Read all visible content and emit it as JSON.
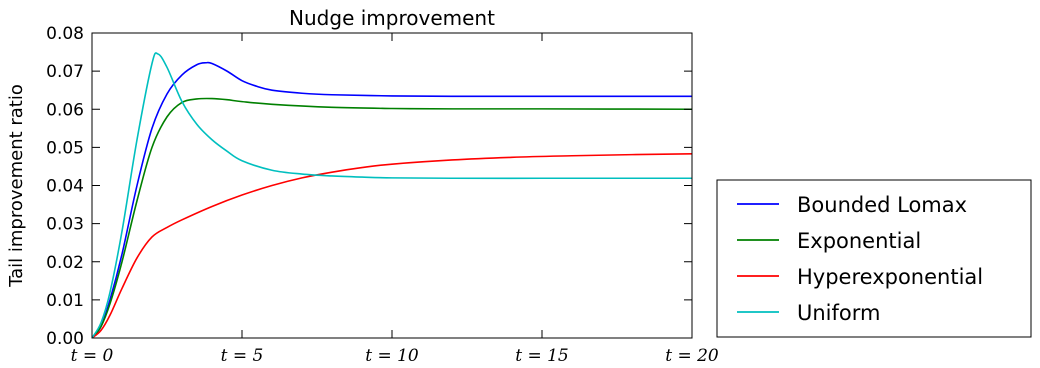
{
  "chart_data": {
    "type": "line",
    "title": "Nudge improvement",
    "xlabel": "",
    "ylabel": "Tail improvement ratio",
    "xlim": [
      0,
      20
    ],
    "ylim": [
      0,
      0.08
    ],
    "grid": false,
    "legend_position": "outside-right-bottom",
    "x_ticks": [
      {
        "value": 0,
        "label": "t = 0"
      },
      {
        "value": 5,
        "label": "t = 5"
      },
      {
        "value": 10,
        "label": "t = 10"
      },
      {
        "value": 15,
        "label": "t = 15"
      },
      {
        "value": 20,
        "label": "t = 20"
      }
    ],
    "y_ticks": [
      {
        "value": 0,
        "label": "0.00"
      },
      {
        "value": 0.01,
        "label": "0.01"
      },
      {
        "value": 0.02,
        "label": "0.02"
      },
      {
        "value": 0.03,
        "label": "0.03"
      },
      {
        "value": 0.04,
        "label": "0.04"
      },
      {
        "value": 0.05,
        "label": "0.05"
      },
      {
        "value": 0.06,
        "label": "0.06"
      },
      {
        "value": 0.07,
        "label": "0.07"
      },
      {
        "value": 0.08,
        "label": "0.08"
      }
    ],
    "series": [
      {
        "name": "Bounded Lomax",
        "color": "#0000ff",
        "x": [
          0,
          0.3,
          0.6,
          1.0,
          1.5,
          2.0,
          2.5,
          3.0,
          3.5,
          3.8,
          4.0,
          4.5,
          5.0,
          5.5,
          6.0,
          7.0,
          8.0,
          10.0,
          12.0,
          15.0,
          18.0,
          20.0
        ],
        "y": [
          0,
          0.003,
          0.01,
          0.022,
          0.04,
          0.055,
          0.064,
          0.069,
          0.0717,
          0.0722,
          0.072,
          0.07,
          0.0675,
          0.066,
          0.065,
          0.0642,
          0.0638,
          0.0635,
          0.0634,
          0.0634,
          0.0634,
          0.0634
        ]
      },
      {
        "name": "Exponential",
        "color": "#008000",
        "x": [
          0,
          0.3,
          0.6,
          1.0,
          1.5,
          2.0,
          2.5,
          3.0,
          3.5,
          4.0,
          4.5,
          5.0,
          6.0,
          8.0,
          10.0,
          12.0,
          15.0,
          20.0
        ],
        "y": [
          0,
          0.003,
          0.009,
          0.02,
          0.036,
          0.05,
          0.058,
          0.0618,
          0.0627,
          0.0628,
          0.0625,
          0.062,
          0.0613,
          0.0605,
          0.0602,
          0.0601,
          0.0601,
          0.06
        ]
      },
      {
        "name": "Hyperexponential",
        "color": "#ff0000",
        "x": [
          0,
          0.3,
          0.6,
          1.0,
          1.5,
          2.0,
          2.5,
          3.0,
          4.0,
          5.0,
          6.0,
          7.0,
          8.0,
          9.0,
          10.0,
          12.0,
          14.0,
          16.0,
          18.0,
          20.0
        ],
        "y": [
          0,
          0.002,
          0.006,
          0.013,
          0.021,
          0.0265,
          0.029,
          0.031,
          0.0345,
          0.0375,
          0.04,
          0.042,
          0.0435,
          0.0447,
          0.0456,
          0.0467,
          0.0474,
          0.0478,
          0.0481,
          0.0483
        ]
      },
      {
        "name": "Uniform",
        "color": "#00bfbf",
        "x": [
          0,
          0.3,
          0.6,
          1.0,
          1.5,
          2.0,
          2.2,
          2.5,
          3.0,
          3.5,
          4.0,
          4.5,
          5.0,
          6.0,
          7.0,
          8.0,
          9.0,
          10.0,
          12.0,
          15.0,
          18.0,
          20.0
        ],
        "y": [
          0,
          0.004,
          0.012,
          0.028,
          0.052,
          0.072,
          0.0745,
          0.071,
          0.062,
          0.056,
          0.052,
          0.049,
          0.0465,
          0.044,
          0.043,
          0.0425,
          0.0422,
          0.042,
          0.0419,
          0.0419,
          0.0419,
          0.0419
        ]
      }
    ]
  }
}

____________________

Using the material above, gather every line that includes "color".

        "color": "#0000ff",
        "color": "#008000",
        "color": "#ff0000",
        "color": "#00bfbf",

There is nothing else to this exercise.